- SELECTED PASSAGE:
AR attributes; CLIL topics; CLIL AR textbooks; primary school; situated learning framework


This study tackles the possibilities of using cutting-edge technologies on the basis of the existing teaching materials. The theoretical basis used as the framework for this paper is twofold. We first draw on the postulates of the situated learning theory as the overarching theoretical framework. Moreover, we look at the possibilities of the usage of augmented reality (AR), as the now widely accessible technology, combined with the textbook as the primary English as a foreign language (EFL) teaching material. For the mentioned purposes we analyse the pictures contained in the selected textbooks to establish if they meet the criteria necessary for presentation by means of the AR technology. Even though the textbook is not necessarily the teaching material that has been designed for situated learning, we believe that the path we have chosen presents the first step towards a more inclusive usage of AR as a cognitively more easily accessible means of presenting the teaching material. In line with this, AR presentations can be used to envisage and create situations eligible for situated learning, taking into consideration the benefits of the physical or virtual context and based on the task-based approach to foreign language learning. Finally, to create a setting for our study, we investigate the augmented reality technology usage for EFL in the context of the recommended content and language integrated learning (CLIL) approach, merging the topics from the English language and Science subjects and focusing on early English language learning (grades 1-4; ages 6-10).

- TASK DESCRIPTION: Which grades and ages does the augmented reality abstract focus on for early English learning?

- DATA LINES:

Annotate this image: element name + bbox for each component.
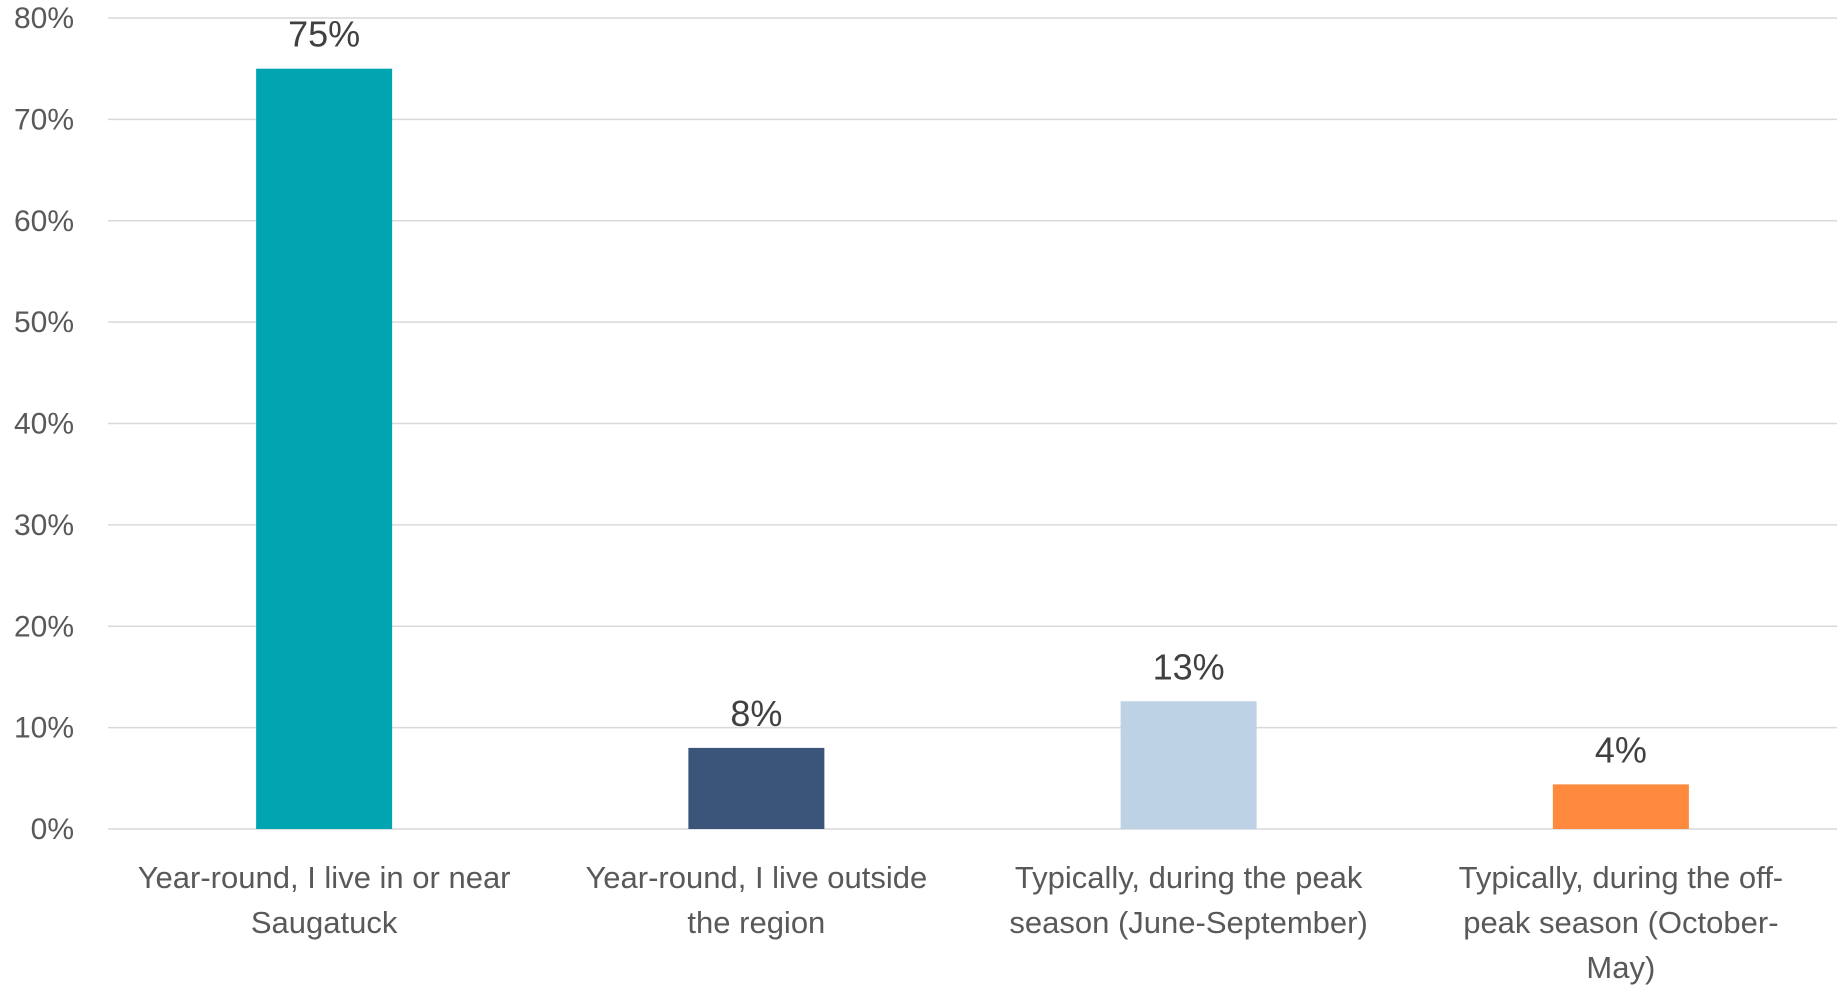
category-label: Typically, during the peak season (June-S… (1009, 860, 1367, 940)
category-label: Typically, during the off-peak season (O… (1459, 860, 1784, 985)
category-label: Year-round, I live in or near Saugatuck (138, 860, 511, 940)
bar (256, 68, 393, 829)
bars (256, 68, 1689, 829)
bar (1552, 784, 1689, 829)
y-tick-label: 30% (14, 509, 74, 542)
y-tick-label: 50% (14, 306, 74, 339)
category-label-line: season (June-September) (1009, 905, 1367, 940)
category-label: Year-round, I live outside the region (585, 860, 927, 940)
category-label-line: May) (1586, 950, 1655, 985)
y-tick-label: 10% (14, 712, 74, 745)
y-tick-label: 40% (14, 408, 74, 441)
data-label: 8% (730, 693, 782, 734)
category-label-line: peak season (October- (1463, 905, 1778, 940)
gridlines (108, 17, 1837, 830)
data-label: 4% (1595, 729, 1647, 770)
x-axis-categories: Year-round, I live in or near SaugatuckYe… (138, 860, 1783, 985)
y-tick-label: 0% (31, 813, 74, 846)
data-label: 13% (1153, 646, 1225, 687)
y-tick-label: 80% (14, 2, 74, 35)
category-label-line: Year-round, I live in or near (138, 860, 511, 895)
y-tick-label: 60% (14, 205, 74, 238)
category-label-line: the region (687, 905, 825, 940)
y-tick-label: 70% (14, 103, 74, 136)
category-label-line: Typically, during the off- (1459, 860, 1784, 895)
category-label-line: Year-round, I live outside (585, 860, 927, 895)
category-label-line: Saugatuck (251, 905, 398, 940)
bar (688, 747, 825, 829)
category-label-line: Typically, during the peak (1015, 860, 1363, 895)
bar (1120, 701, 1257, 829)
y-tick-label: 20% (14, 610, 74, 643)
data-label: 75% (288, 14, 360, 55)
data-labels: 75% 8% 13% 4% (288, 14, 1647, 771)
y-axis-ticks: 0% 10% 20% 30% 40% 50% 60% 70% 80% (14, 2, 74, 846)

...

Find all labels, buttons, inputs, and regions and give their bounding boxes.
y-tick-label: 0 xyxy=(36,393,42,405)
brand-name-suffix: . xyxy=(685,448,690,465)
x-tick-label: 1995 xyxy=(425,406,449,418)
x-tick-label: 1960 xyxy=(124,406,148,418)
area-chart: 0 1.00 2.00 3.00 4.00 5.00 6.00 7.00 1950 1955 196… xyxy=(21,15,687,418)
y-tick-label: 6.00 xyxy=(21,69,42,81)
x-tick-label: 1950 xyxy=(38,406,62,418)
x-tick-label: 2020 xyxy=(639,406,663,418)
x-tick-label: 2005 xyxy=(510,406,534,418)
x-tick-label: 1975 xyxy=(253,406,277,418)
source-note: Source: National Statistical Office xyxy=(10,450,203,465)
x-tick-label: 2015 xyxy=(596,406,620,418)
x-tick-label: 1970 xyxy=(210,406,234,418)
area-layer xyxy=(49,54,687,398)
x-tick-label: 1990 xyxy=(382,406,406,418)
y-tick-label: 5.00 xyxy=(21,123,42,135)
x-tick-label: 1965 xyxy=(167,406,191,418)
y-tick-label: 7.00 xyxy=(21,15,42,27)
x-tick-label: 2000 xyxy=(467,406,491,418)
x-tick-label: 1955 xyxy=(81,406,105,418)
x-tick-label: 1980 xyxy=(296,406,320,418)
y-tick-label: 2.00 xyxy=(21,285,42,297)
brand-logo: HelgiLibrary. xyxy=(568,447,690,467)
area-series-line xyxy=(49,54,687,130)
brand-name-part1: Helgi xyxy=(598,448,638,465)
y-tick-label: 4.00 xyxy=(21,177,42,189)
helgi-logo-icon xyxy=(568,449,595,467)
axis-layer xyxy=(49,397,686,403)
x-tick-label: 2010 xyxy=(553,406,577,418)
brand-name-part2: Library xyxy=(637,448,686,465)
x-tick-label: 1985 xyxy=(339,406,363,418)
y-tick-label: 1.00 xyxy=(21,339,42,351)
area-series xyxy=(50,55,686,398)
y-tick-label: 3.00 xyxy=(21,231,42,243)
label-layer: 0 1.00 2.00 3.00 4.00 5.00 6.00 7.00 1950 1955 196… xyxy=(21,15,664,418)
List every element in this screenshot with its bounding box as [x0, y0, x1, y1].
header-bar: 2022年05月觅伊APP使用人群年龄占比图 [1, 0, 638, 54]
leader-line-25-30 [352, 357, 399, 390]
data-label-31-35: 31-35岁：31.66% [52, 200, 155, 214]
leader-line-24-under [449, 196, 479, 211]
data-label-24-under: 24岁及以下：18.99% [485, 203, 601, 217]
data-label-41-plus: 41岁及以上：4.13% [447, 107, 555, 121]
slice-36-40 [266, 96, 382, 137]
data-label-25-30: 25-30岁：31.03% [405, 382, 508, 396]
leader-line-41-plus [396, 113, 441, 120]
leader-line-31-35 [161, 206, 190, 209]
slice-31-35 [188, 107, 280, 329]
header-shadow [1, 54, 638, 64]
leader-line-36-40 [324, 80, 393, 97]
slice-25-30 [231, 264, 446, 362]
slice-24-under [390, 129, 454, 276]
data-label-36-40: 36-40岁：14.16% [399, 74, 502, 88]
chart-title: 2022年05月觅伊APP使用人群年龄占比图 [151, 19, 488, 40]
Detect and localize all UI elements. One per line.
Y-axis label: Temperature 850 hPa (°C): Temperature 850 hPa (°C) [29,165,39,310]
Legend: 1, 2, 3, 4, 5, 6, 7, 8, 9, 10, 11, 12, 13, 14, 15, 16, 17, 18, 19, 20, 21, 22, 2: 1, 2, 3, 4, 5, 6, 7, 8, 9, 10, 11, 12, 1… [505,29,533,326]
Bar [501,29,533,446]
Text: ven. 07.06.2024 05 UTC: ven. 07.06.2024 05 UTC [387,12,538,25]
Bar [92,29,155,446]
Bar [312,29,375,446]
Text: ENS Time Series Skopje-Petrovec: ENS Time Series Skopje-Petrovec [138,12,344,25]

- SOLUTION: Grades 1-4, ages 6-10.